▼
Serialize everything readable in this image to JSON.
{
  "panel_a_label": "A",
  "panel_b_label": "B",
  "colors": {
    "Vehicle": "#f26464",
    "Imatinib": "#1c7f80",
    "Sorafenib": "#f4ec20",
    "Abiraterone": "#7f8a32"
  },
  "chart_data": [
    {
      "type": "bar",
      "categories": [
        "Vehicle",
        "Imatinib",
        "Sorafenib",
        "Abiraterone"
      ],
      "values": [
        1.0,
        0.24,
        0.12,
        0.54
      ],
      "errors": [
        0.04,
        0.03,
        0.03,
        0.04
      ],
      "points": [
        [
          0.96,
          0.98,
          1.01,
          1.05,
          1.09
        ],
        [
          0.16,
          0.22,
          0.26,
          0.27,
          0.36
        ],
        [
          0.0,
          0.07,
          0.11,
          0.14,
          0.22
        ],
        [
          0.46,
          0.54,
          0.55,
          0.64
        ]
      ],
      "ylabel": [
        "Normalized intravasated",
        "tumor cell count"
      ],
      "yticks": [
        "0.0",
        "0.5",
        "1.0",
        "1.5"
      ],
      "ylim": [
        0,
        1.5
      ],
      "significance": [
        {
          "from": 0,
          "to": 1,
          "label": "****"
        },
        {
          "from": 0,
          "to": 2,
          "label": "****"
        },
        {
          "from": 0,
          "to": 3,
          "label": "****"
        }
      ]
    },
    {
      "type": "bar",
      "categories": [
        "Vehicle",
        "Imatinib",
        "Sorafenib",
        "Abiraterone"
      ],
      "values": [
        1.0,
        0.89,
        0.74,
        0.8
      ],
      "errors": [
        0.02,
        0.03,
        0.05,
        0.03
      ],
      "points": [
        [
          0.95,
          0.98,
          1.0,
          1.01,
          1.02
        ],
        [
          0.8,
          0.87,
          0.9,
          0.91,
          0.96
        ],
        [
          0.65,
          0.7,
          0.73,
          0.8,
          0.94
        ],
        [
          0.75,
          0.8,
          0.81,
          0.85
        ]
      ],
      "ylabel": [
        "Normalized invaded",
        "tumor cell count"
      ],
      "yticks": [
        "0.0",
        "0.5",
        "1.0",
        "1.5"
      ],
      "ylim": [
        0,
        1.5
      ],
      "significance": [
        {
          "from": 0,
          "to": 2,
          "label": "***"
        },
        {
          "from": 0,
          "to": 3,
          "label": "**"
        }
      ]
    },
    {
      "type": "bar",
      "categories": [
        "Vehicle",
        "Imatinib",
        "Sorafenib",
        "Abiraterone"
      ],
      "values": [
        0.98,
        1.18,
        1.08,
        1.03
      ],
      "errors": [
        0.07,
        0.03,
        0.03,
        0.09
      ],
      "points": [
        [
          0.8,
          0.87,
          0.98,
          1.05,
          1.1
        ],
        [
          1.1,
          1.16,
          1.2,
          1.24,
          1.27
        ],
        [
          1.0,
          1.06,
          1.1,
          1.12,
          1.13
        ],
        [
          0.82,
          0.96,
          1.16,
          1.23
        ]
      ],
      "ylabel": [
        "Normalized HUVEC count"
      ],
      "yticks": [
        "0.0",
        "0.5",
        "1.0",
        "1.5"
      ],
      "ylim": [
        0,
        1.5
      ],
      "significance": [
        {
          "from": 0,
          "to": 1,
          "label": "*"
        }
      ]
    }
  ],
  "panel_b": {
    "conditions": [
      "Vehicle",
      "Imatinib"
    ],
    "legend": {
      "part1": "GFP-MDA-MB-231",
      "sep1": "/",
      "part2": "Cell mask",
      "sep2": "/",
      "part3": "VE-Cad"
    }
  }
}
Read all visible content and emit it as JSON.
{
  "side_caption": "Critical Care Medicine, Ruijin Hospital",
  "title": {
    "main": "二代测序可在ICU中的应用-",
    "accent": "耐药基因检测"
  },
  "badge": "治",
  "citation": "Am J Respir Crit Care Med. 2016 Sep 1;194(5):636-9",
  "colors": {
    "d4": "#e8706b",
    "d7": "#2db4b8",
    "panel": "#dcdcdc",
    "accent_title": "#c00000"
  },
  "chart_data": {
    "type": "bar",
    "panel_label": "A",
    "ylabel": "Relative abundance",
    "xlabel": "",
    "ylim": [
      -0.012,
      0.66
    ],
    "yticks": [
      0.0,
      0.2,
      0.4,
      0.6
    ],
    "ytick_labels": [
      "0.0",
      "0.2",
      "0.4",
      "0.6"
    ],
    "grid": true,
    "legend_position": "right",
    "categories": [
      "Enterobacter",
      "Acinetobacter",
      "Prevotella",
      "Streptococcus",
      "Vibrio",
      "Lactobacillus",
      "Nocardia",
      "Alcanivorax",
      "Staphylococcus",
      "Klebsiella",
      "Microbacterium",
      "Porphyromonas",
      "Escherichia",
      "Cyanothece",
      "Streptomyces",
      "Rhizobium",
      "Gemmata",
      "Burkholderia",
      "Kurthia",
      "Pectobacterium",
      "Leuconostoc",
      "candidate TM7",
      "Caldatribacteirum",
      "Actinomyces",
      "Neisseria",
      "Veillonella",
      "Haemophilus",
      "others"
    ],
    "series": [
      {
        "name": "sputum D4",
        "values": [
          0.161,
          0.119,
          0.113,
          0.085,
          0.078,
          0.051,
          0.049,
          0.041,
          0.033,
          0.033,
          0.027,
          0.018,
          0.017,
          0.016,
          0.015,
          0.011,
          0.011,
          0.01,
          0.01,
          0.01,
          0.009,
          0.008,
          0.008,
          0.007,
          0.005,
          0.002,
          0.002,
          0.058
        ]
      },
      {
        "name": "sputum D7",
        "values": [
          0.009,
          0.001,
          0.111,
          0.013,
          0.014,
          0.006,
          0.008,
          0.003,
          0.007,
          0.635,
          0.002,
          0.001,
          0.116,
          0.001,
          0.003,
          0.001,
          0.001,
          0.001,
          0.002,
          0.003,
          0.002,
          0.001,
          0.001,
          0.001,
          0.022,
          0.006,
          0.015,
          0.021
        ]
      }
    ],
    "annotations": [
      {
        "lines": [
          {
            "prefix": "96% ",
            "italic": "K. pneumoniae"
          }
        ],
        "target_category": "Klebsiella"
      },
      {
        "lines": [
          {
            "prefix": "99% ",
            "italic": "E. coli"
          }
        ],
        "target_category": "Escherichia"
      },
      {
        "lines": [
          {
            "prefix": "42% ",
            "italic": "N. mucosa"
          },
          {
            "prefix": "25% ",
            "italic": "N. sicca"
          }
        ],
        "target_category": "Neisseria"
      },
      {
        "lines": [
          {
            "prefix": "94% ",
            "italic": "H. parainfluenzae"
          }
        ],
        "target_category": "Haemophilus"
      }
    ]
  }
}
▲
Each entry above is to be quoted exactly.

Response to this task -
Serialize everything readable in this image to JSON.
{
  "panel_a_label": "A",
  "panel_b_label": "B",
  "colors": {
    "Vehicle": "#f26464",
    "Imatinib": "#1c7f80",
    "Sorafenib": "#f4ec20",
    "Abiraterone": "#7f8a32"
  },
  "chart_data": [
    {
      "type": "bar",
      "categories": [
        "Vehicle",
        "Imatinib",
        "Sorafenib",
        "Abiraterone"
      ],
      "values": [
        1.0,
        0.24,
        0.12,
        0.54
      ],
      "errors": [
        0.04,
        0.03,
        0.03,
        0.04
      ],
      "points": [
        [
          0.96,
          0.98,
          1.01,
          1.05,
          1.09
        ],
        [
          0.16,
          0.22,
          0.26,
          0.27,
          0.36
        ],
        [
          0.0,
          0.07,
          0.11,
          0.14,
          0.22
        ],
        [
          0.46,
          0.54,
          0.55,
          0.64
        ]
      ],
      "ylabel": [
        "Normalized intravasated",
        "tumor cell count"
      ],
      "yticks": [
        "0.0",
        "0.5",
        "1.0",
        "1.5"
      ],
      "ylim": [
        0,
        1.5
      ],
      "significance": [
        {
          "from": 0,
          "to": 1,
          "label": "****"
        },
        {
          "from": 0,
          "to": 2,
          "label": "****"
        },
        {
          "from": 0,
          "to": 3,
          "label": "****"
        }
      ]
    },
    {
      "type": "bar",
      "categories": [
        "Vehicle",
        "Imatinib",
        "Sorafenib",
        "Abiraterone"
      ],
      "values": [
        1.0,
        0.89,
        0.74,
        0.8
      ],
      "errors": [
        0.02,
        0.03,
        0.05,
        0.03
      ],
      "points": [
        [
          0.95,
          0.98,
          1.0,
          1.01,
          1.02
        ],
        [
          0.8,
          0.87,
          0.9,
          0.91,
          0.96
        ],
        [
          0.65,
          0.7,
          0.73,
          0.8,
          0.94
        ],
        [
          0.75,
          0.8,
          0.81,
          0.85
        ]
      ],
      "ylabel": [
        "Normalized invaded",
        "tumor cell count"
      ],
      "yticks": [
        "0.0",
        "0.5",
        "1.0",
        "1.5"
      ],
      "ylim": [
        0,
        1.5
      ],
      "significance": [
        {
          "from": 0,
          "to": 2,
          "label": "***"
        },
        {
          "from": 0,
          "to": 3,
          "label": "**"
        }
      ]
    },
    {
      "type": "bar",
      "categories": [
        "Vehicle",
        "Imatinib",
        "Sorafenib",
        "Abiraterone"
      ],
      "values": [
        0.98,
        1.18,
        1.08,
        1.03
      ],
      "errors": [
        0.07,
        0.03,
        0.03,
        0.09
      ],
      "points": [
        [
          0.8,
          0.87,
          0.98,
          1.05,
          1.1
        ],
        [
          1.1,
          1.16,
          1.2,
          1.24,
          1.27
        ],
        [
          1.0,
          1.06,
          1.1,
          1.12,
          1.13
        ],
        [
          0.82,
          0.96,
          1.16,
          1.23
        ]
      ],
      "ylabel": [
        "Normalized HUVEC count"
      ],
      "yticks": [
        "0.0",
        "0.5",
        "1.0",
        "1.5"
      ],
      "ylim": [
        0,
        1.5
      ],
      "significance": [
        {
          "from": 0,
          "to": 1,
          "label": "*"
        }
      ]
    }
  ],
  "panel_b": {
    "conditions": [
      "Vehicle",
      "Imatinib"
    ],
    "legend": {
      "part1": "GFP-MDA-MB-231",
      "sep1": "/",
      "part2": "Cell mask",
      "sep2": "/",
      "part3": "VE-Cad"
    }
  }
}
Read all visible content and emit it as JSON.
{
  "side_caption": "Critical Care Medicine, Ruijin Hospital",
  "title": {
    "main": "二代测序可在ICU中的应用-",
    "accent": "耐药基因检测"
  },
  "badge": "治",
  "citation": "Am J Respir Crit Care Med. 2016 Sep 1;194(5):636-9",
  "colors": {
    "d4": "#e8706b",
    "d7": "#2db4b8",
    "panel": "#dcdcdc",
    "accent_title": "#c00000"
  },
  "chart_data": {
    "type": "bar",
    "panel_label": "A",
    "ylabel": "Relative abundance",
    "xlabel": "",
    "ylim": [
      -0.012,
      0.66
    ],
    "yticks": [
      0.0,
      0.2,
      0.4,
      0.6
    ],
    "ytick_labels": [
      "0.0",
      "0.2",
      "0.4",
      "0.6"
    ],
    "grid": true,
    "legend_position": "right",
    "categories": [
      "Enterobacter",
      "Acinetobacter",
      "Prevotella",
      "Streptococcus",
      "Vibrio",
      "Lactobacillus",
      "Nocardia",
      "Alcanivorax",
      "Staphylococcus",
      "Klebsiella",
      "Microbacterium",
      "Porphyromonas",
      "Escherichia",
      "Cyanothece",
      "Streptomyces",
      "Rhizobium",
      "Gemmata",
      "Burkholderia",
      "Kurthia",
      "Pectobacterium",
      "Leuconostoc",
      "candidate TM7",
      "Caldatribacteirum",
      "Actinomyces",
      "Neisseria",
      "Veillonella",
      "Haemophilus",
      "others"
    ],
    "series": [
      {
        "name": "sputum D4",
        "values": [
          0.161,
          0.119,
          0.113,
          0.085,
          0.078,
          0.051,
          0.049,
          0.041,
          0.033,
          0.033,
          0.027,
          0.018,
          0.017,
          0.016,
          0.015,
          0.011,
          0.011,
          0.01,
          0.01,
          0.01,
          0.009,
          0.008,
          0.008,
          0.007,
          0.005,
          0.002,
          0.002,
          0.058
        ]
      },
      {
        "name": "sputum D7",
        "values": [
          0.009,
          0.001,
          0.111,
          0.013,
          0.014,
          0.006,
          0.008,
          0.003,
          0.007,
          0.635,
          0.002,
          0.001,
          0.116,
          0.001,
          0.003,
          0.001,
          0.001,
          0.001,
          0.002,
          0.003,
          0.002,
          0.001,
          0.001,
          0.001,
          0.022,
          0.006,
          0.015,
          0.021
        ]
      }
    ],
    "annotations": [
      {
        "lines": [
          {
            "prefix": "96% ",
            "italic": "K. pneumoniae"
          }
        ],
        "target_category": "Klebsiella"
      },
      {
        "lines": [
          {
            "prefix": "99% ",
            "italic": "E. coli"
          }
        ],
        "target_category": "Escherichia"
      },
      {
        "lines": [
          {
            "prefix": "42% ",
            "italic": "N. mucosa"
          },
          {
            "prefix": "25% ",
            "italic": "N. sicca"
          }
        ],
        "target_category": "Neisseria"
      },
      {
        "lines": [
          {
            "prefix": "94% ",
            "italic": "H. parainfluenzae"
          }
        ],
        "target_category": "Haemophilus"
      }
    ]
  }
}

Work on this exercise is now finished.